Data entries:
▶
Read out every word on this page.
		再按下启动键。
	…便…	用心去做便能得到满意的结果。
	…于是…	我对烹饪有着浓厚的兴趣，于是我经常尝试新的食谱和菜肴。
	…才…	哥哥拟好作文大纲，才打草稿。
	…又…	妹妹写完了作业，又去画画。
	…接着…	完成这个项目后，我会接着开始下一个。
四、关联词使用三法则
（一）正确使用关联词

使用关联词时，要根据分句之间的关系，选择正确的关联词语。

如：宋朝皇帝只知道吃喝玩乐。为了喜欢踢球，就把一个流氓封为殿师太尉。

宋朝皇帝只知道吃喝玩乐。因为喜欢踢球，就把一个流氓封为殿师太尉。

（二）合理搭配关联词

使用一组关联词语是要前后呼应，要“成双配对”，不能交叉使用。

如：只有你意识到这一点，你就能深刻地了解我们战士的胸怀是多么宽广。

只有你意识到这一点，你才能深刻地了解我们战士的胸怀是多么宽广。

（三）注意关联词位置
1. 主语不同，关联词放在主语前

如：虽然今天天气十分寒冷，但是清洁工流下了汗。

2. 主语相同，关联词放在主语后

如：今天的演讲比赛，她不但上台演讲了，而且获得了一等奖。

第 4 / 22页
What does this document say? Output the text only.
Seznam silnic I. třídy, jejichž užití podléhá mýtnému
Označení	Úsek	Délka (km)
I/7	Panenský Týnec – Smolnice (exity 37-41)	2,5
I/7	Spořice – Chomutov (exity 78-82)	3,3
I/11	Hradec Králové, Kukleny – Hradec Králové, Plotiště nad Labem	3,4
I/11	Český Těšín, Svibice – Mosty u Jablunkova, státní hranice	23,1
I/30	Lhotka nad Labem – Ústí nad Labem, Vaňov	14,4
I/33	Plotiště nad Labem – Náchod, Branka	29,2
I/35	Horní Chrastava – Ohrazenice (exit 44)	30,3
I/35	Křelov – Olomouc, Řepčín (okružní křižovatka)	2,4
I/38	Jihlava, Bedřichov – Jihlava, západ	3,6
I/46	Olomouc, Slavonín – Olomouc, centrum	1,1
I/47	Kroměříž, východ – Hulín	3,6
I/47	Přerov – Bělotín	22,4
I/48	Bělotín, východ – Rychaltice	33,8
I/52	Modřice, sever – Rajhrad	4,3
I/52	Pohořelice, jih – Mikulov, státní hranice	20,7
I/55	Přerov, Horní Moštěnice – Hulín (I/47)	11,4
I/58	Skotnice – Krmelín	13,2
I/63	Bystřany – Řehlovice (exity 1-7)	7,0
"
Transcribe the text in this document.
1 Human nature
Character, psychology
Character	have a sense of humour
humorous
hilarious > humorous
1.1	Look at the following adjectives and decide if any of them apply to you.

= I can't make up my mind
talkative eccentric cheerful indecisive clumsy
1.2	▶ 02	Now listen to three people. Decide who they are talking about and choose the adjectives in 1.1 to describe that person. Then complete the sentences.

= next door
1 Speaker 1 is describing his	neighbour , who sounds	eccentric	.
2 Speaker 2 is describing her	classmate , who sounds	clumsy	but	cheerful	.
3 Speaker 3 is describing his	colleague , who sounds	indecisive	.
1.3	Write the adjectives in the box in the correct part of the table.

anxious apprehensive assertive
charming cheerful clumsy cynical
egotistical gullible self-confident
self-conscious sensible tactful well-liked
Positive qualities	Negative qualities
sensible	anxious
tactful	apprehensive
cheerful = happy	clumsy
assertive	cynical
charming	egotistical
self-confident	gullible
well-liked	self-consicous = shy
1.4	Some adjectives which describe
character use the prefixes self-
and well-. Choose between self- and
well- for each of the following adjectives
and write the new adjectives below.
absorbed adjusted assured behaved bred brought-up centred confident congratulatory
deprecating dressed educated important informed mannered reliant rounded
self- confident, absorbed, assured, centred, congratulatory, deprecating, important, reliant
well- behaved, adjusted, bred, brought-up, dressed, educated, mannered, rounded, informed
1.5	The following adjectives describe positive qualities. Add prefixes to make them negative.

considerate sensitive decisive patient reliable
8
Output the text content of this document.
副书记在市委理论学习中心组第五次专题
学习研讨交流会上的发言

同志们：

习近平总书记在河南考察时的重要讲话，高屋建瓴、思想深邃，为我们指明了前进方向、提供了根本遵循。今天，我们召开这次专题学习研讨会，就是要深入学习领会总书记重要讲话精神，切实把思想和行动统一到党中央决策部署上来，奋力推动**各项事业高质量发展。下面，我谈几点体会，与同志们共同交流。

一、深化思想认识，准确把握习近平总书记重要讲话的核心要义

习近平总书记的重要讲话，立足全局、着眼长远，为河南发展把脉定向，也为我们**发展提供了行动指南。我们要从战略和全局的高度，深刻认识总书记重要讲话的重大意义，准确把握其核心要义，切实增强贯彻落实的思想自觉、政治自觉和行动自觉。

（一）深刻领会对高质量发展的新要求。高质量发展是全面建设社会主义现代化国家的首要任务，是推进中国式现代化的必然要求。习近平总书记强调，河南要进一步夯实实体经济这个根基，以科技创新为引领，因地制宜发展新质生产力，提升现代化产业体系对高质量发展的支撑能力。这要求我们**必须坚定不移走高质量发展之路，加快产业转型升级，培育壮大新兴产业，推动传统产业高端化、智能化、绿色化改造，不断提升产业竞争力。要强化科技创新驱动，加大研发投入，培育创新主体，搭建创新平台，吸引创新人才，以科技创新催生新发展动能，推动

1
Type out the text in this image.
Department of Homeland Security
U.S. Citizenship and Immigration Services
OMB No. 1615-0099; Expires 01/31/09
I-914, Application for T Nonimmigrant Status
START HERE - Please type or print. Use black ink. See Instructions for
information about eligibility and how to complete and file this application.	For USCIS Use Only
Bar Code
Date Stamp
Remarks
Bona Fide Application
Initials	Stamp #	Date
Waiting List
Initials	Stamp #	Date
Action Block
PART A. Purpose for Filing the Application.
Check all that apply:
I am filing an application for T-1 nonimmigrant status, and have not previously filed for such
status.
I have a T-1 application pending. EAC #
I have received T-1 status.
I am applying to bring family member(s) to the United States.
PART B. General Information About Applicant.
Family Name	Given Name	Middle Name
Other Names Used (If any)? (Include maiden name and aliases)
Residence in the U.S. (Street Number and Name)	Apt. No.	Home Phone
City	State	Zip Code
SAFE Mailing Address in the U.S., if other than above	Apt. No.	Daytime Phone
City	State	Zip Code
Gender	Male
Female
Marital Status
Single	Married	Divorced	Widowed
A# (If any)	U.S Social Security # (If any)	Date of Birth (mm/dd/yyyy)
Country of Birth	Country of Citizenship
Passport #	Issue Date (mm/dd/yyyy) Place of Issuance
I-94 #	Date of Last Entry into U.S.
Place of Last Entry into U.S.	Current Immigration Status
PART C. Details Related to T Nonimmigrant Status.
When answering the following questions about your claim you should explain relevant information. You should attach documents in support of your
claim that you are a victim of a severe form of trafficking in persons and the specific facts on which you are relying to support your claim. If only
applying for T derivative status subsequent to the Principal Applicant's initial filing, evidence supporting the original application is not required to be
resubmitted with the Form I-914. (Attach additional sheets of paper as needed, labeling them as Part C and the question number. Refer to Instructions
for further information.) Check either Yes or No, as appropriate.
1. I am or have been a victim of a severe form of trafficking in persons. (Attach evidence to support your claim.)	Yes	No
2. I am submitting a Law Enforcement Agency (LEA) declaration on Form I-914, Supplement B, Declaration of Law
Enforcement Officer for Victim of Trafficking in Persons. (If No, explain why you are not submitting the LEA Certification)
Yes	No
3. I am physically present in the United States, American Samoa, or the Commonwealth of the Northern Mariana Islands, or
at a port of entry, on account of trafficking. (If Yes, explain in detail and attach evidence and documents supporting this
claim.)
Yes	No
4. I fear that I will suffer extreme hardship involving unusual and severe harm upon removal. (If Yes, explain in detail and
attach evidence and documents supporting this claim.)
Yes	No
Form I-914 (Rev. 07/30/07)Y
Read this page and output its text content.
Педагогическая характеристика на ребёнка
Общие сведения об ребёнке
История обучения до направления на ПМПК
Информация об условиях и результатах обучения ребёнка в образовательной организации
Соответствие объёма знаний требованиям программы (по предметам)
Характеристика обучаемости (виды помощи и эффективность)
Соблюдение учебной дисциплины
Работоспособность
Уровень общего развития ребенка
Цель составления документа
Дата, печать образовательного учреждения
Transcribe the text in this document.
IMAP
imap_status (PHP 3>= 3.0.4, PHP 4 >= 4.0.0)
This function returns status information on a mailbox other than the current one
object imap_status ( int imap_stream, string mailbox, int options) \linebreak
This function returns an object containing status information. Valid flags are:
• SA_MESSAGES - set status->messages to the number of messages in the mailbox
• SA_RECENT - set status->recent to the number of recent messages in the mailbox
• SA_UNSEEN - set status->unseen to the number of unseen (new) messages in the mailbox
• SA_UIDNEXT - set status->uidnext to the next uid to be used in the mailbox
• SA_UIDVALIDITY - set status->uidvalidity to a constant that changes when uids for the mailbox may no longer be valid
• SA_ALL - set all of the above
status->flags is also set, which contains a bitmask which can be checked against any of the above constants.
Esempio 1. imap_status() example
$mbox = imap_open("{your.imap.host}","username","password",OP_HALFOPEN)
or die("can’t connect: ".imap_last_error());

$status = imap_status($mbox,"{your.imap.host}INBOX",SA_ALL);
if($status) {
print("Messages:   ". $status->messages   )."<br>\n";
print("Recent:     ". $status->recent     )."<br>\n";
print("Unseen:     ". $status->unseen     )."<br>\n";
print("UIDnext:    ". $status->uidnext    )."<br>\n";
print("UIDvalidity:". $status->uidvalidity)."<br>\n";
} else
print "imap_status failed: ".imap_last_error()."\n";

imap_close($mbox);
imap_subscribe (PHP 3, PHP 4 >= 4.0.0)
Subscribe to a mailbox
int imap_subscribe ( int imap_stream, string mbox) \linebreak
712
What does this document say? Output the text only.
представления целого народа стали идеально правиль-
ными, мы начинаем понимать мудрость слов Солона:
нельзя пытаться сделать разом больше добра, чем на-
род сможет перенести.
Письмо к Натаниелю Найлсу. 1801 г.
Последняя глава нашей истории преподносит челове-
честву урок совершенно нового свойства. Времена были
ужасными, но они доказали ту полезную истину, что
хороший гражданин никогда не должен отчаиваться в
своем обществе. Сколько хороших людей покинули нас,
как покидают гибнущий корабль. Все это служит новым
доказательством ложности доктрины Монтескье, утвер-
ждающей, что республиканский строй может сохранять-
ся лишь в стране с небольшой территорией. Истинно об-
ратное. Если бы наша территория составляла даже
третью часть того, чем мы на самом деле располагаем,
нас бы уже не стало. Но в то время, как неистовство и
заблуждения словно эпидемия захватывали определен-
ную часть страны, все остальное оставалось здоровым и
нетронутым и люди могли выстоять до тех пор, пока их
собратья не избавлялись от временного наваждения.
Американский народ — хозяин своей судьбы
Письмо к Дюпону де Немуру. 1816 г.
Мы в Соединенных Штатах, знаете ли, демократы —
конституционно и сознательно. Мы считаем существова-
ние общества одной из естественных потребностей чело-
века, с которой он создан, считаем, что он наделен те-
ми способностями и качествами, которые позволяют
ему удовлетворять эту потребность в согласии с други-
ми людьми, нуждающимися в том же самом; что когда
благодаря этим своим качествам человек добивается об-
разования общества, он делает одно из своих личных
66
◀
What is asked: In the records above, locate the lines holding the word "than". Copy each of them.

Reply:
SAFE Mailing Address in the U.S., if other than above	Apt. No.	Daytime Phone
This function returns status information on a mailbox other than the current one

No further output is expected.